** Start of STORED RECORDS **
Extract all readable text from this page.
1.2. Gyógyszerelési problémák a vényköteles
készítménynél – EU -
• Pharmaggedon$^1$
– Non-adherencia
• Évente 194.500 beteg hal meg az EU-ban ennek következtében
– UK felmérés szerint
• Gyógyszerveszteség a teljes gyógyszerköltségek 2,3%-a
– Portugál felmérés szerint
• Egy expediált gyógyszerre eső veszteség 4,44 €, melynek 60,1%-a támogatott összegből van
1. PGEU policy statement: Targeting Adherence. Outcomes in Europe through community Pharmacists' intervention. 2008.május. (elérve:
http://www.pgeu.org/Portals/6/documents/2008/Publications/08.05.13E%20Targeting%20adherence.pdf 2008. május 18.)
** End of STORED RECORDS **
STATED PROBLEM
Each record should come back exactly as written.

WRITTEN ANSWER
Extract all readable text from this page.
1.2. Gyógyszerelési problémák a vényköteles
készítménynél – EU -
• Pharmaggedon$^1$
– Non-adherencia
• Évente 194.500 beteg hal meg az EU-ban ennek következtében
– UK felmérés szerint
• Gyógyszerveszteség a teljes gyógyszerköltségek 2,3%-a
– Portugál felmérés szerint
• Egy expediált gyógyszerre eső veszteség 4,44 €, melynek 60,1%-a támogatott összegből van
1. PGEU policy statement: Targeting Adherence. Outcomes in Europe through community Pharmacists' intervention. 2008.május. (elérve:
http://www.pgeu.org/Portals/6/documents/2008/Publications/08.05.13E%20Targeting%20adherence.pdf 2008. május 18.)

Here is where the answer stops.